:: REQUIRED TASK ::
Repeat each line of the material exactly.

:: DATASET RECORDS ::
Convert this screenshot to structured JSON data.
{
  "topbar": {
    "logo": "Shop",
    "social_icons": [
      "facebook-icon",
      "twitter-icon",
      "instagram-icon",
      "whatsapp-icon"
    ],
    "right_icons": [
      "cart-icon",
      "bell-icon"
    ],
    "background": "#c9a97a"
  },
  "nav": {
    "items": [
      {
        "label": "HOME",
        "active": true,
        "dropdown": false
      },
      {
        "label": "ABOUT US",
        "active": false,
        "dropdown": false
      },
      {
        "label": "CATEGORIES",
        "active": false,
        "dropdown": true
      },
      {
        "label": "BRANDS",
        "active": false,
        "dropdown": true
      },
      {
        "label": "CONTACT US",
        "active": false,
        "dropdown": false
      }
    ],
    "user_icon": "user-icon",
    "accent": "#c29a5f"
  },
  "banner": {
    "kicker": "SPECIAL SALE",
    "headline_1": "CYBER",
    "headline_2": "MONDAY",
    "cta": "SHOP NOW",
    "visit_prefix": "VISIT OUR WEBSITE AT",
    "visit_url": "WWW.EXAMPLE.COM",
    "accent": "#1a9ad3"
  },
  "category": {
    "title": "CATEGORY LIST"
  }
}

:: SOLUTION BELOW ::
Convert this screenshot to structured JSON data.
{
  "topbar": {
    "logo": "Shop",
    "social_icons": [
      "facebook-icon",
      "twitter-icon",
      "instagram-icon",
      "whatsapp-icon"
    ],
    "right_icons": [
      "cart-icon",
      "bell-icon"
    ],
    "background": "#c9a97a"
  },
  "nav": {
    "items": [
      {
        "label": "HOME",
        "active": true,
        "dropdown": false
      },
      {
        "label": "ABOUT US",
        "active": false,
        "dropdown": false
      },
      {
        "label": "CATEGORIES",
        "active": false,
        "dropdown": true
      },
      {
        "label": "BRANDS",
        "active": false,
        "dropdown": true
      },
      {
        "label": "CONTACT US",
        "active": false,
        "dropdown": false
      }
    ],
    "user_icon": "user-icon",
    "accent": "#c29a5f"
  },
  "banner": {
    "kicker": "SPECIAL SALE",
    "headline_1": "CYBER",
    "headline_2": "MONDAY",
    "cta": "SHOP NOW",
    "visit_prefix": "VISIT OUR WEBSITE AT",
    "visit_url": "WWW.EXAMPLE.COM",
    "accent": "#1a9ad3"
  },
  "category": {
    "title": "CATEGORY LIST"
  }
}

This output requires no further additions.